_DIRECTIVE_: Write out every line of the items below exactly as it appears.

Items taken from a collection:
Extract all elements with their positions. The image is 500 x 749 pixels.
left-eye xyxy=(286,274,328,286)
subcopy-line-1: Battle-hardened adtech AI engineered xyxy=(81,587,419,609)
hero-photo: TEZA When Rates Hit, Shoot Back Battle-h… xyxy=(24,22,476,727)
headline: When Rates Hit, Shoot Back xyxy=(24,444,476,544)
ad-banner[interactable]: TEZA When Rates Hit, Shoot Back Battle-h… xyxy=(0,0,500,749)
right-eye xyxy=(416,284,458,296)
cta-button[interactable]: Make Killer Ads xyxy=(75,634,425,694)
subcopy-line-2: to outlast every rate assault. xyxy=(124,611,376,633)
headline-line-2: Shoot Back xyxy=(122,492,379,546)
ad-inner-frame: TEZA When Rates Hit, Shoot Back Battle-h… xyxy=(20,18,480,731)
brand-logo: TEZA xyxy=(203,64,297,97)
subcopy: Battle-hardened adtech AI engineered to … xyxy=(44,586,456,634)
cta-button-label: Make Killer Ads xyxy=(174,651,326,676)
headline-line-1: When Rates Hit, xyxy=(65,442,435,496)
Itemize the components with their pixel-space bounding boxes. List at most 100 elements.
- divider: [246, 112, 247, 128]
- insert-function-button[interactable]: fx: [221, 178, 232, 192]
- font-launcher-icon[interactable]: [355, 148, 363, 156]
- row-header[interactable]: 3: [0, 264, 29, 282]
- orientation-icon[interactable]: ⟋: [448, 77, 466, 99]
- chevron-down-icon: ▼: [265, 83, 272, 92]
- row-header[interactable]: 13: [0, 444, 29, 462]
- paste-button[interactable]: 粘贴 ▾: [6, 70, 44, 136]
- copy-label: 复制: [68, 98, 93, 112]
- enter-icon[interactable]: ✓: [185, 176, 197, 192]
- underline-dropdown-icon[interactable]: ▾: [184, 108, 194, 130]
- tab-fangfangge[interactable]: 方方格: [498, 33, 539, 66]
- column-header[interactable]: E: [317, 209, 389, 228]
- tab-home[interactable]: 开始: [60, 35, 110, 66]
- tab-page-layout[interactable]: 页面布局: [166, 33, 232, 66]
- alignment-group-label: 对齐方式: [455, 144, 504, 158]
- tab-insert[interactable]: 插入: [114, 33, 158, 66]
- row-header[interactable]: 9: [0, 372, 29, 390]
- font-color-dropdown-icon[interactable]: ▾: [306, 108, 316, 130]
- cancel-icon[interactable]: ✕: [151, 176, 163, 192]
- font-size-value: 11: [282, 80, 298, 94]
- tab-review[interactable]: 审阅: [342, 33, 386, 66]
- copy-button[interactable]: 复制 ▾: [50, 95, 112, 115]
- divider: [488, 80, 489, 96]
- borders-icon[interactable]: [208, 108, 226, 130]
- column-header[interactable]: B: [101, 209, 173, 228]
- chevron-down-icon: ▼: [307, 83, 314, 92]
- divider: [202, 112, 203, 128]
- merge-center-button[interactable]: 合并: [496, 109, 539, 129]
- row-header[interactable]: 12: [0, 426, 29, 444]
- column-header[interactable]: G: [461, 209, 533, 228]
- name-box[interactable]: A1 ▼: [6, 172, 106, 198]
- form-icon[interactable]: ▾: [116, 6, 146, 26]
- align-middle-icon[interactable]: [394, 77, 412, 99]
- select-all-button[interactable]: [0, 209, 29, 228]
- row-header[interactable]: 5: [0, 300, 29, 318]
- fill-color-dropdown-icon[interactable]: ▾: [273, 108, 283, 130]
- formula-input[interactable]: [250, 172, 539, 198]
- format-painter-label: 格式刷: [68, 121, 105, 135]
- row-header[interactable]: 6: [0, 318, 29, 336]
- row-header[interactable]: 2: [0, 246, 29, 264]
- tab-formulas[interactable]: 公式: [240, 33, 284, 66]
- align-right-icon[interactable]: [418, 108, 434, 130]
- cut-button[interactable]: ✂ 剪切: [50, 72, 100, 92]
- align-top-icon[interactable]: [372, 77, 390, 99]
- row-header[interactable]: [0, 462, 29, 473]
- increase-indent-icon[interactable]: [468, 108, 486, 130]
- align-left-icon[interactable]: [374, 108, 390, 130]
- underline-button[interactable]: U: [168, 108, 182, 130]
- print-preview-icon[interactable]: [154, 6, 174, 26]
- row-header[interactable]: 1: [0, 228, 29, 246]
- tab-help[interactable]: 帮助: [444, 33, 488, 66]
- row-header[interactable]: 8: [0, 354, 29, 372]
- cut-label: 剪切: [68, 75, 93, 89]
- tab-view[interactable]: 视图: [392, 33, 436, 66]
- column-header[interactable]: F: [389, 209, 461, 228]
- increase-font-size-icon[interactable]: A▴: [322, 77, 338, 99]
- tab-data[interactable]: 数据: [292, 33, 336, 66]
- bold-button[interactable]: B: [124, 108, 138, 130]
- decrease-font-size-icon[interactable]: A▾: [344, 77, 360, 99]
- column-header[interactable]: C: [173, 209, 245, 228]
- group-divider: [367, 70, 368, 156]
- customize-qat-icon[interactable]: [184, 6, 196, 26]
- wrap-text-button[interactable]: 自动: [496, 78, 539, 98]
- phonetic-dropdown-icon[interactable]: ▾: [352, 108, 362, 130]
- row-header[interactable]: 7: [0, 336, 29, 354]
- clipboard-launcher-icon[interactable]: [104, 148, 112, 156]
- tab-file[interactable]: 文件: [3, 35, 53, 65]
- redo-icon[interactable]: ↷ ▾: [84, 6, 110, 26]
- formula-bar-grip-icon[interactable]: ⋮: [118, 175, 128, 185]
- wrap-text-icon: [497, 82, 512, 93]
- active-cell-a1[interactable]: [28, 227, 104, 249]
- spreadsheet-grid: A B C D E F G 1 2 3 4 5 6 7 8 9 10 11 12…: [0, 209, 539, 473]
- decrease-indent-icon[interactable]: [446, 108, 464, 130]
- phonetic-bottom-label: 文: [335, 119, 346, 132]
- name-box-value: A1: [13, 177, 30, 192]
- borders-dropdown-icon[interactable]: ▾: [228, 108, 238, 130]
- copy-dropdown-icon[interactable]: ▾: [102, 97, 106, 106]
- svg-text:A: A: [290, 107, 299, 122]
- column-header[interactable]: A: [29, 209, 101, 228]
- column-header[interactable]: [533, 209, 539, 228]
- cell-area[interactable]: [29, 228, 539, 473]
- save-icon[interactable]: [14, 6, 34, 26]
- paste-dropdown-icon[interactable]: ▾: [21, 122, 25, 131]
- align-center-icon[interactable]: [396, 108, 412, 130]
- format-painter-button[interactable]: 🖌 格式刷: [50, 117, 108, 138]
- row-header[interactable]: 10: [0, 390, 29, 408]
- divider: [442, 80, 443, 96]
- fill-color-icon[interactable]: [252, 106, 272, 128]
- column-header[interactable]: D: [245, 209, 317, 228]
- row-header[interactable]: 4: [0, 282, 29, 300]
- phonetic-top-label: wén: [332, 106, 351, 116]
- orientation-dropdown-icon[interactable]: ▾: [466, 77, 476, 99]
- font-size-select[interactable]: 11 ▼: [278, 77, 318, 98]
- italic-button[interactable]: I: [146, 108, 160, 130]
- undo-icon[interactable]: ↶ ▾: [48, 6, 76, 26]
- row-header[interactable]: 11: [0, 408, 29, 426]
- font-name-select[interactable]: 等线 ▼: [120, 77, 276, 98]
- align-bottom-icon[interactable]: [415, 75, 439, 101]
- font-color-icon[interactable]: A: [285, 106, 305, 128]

_WRITTEN RESPONSE_:
Extract all elements with their positions. The image is 500 x 749 pixels.
left-eye xyxy=(286,274,328,286)
subcopy-line-1: Battle-hardened adtech AI engineered xyxy=(81,587,419,609)
hero-photo: TEZA When Rates Hit, Shoot Back Battle-h… xyxy=(24,22,476,727)
headline: When Rates Hit, Shoot Back xyxy=(24,444,476,544)
ad-banner[interactable]: TEZA When Rates Hit, Shoot Back Battle-h… xyxy=(0,0,500,749)
right-eye xyxy=(416,284,458,296)
cta-button[interactable]: Make Killer Ads xyxy=(75,634,425,694)
subcopy-line-2: to outlast every rate assault. xyxy=(124,611,376,633)
headline-line-2: Shoot Back xyxy=(122,492,379,546)
ad-inner-frame: TEZA When Rates Hit, Shoot Back Battle-h… xyxy=(20,18,480,731)
brand-logo: TEZA xyxy=(203,64,297,97)
subcopy: Battle-hardened adtech AI engineered to … xyxy=(44,586,456,634)
cta-button-label: Make Killer Ads xyxy=(174,651,326,676)
headline-line-1: When Rates Hit, xyxy=(65,442,435,496)
Itemize the components with their pixel-space bounding boxes. List at most 100 elements.
- divider: [246, 112, 247, 128]
- insert-function-button[interactable]: fx: [221, 178, 232, 192]
- font-launcher-icon[interactable]: [355, 148, 363, 156]
- row-header[interactable]: 3: [0, 264, 29, 282]
- orientation-icon[interactable]: ⟋: [448, 77, 466, 99]
- chevron-down-icon: ▼: [265, 83, 272, 92]
- row-header[interactable]: 13: [0, 444, 29, 462]
- paste-button[interactable]: 粘贴 ▾: [6, 70, 44, 136]
- copy-label: 复制: [68, 98, 93, 112]
- enter-icon[interactable]: ✓: [185, 176, 197, 192]
- underline-dropdown-icon[interactable]: ▾: [184, 108, 194, 130]
- tab-fangfangge[interactable]: 方方格: [498, 33, 539, 66]
- column-header[interactable]: E: [317, 209, 389, 228]
- tab-home[interactable]: 开始: [60, 35, 110, 66]
- tab-page-layout[interactable]: 页面布局: [166, 33, 232, 66]
- alignment-group-label: 对齐方式: [455, 144, 504, 158]
- tab-insert[interactable]: 插入: [114, 33, 158, 66]
- row-header[interactable]: 9: [0, 372, 29, 390]
- font-color-dropdown-icon[interactable]: ▾: [306, 108, 316, 130]
- cancel-icon[interactable]: ✕: [151, 176, 163, 192]
- font-size-value: 11: [282, 80, 298, 94]
- tab-review[interactable]: 审阅: [342, 33, 386, 66]
- copy-button[interactable]: 复制 ▾: [50, 95, 112, 115]
- divider: [488, 80, 489, 96]
- borders-icon[interactable]: [208, 108, 226, 130]
- column-header[interactable]: B: [101, 209, 173, 228]
- chevron-down-icon: ▼: [307, 83, 314, 92]
- divider: [202, 112, 203, 128]
- merge-center-button[interactable]: 合并: [496, 109, 539, 129]
- row-header[interactable]: 12: [0, 426, 29, 444]
- column-header[interactable]: G: [461, 209, 533, 228]
- name-box[interactable]: A1 ▼: [6, 172, 106, 198]
- form-icon[interactable]: ▾: [116, 6, 146, 26]
- align-middle-icon[interactable]: [394, 77, 412, 99]
- select-all-button[interactable]: [0, 209, 29, 228]
- row-header[interactable]: 5: [0, 300, 29, 318]
- fill-color-dropdown-icon[interactable]: ▾: [273, 108, 283, 130]
- formula-input[interactable]: [250, 172, 539, 198]
- format-painter-label: 格式刷: [68, 121, 105, 135]
- row-header[interactable]: 6: [0, 318, 29, 336]
- row-header[interactable]: 2: [0, 246, 29, 264]
- tab-formulas[interactable]: 公式: [240, 33, 284, 66]
- align-right-icon[interactable]: [418, 108, 434, 130]
- cut-button[interactable]: ✂ 剪切: [50, 72, 100, 92]
- align-top-icon[interactable]: [372, 77, 390, 99]
- row-header[interactable]: [0, 462, 29, 473]
- increase-indent-icon[interactable]: [468, 108, 486, 130]
- align-left-icon[interactable]: [374, 108, 390, 130]
- underline-button[interactable]: U: [168, 108, 182, 130]
- print-preview-icon[interactable]: [154, 6, 174, 26]
- row-header[interactable]: 1: [0, 228, 29, 246]
- tab-help[interactable]: 帮助: [444, 33, 488, 66]
- row-header[interactable]: 8: [0, 354, 29, 372]
- cut-label: 剪切: [68, 75, 93, 89]
- tab-view[interactable]: 视图: [392, 33, 436, 66]
- column-header[interactable]: F: [389, 209, 461, 228]
- increase-font-size-icon[interactable]: A▴: [322, 77, 338, 99]
- tab-data[interactable]: 数据: [292, 33, 336, 66]
- bold-button[interactable]: B: [124, 108, 138, 130]
- decrease-font-size-icon[interactable]: A▾: [344, 77, 360, 99]
- column-header[interactable]: C: [173, 209, 245, 228]
- group-divider: [367, 70, 368, 156]
- customize-qat-icon[interactable]: [184, 6, 196, 26]
- wrap-text-button[interactable]: 自动: [496, 78, 539, 98]
- phonetic-dropdown-icon[interactable]: ▾: [352, 108, 362, 130]
- row-header[interactable]: 7: [0, 336, 29, 354]
- clipboard-launcher-icon[interactable]: [104, 148, 112, 156]
- tab-file[interactable]: 文件: [3, 35, 53, 65]
- redo-icon[interactable]: ↷ ▾: [84, 6, 110, 26]
- formula-bar-grip-icon[interactable]: ⋮: [118, 175, 128, 185]
- wrap-text-icon: [497, 82, 512, 93]
- active-cell-a1[interactable]: [28, 227, 104, 249]
- spreadsheet-grid: A B C D E F G 1 2 3 4 5 6 7 8 9 10 11 12…: [0, 209, 539, 473]
- decrease-indent-icon[interactable]: [446, 108, 464, 130]
- phonetic-bottom-label: 文: [335, 119, 346, 132]
- name-box-value: A1: [13, 177, 30, 192]
- borders-dropdown-icon[interactable]: ▾: [228, 108, 238, 130]
- copy-dropdown-icon[interactable]: ▾: [102, 97, 106, 106]
- svg-text:A: A: [290, 107, 299, 122]
- column-header[interactable]: A: [29, 209, 101, 228]
- column-header[interactable]: [533, 209, 539, 228]
- cell-area[interactable]: [29, 228, 539, 473]
- save-icon[interactable]: [14, 6, 34, 26]
- paste-dropdown-icon[interactable]: ▾: [21, 122, 25, 131]
- align-center-icon[interactable]: [396, 108, 412, 130]
- format-painter-button[interactable]: 🖌 格式刷: [50, 117, 108, 138]
- row-header[interactable]: 10: [0, 390, 29, 408]
- divider: [442, 80, 443, 96]
- fill-color-icon[interactable]: [252, 106, 272, 128]
- column-header[interactable]: D: [245, 209, 317, 228]
- row-header[interactable]: 4: [0, 282, 29, 300]
- phonetic-top-label: wén: [332, 106, 351, 116]
- orientation-dropdown-icon[interactable]: ▾: [466, 77, 476, 99]
- font-size-select[interactable]: 11 ▼: [278, 77, 318, 98]
- italic-button[interactable]: I: [146, 108, 160, 130]
- undo-icon[interactable]: ↶ ▾: [48, 6, 76, 26]
- row-header[interactable]: 11: [0, 408, 29, 426]
- font-name-select[interactable]: 等线 ▼: [120, 77, 276, 98]
- align-bottom-icon[interactable]: [415, 75, 439, 101]
- font-color-icon[interactable]: A: [285, 106, 305, 128]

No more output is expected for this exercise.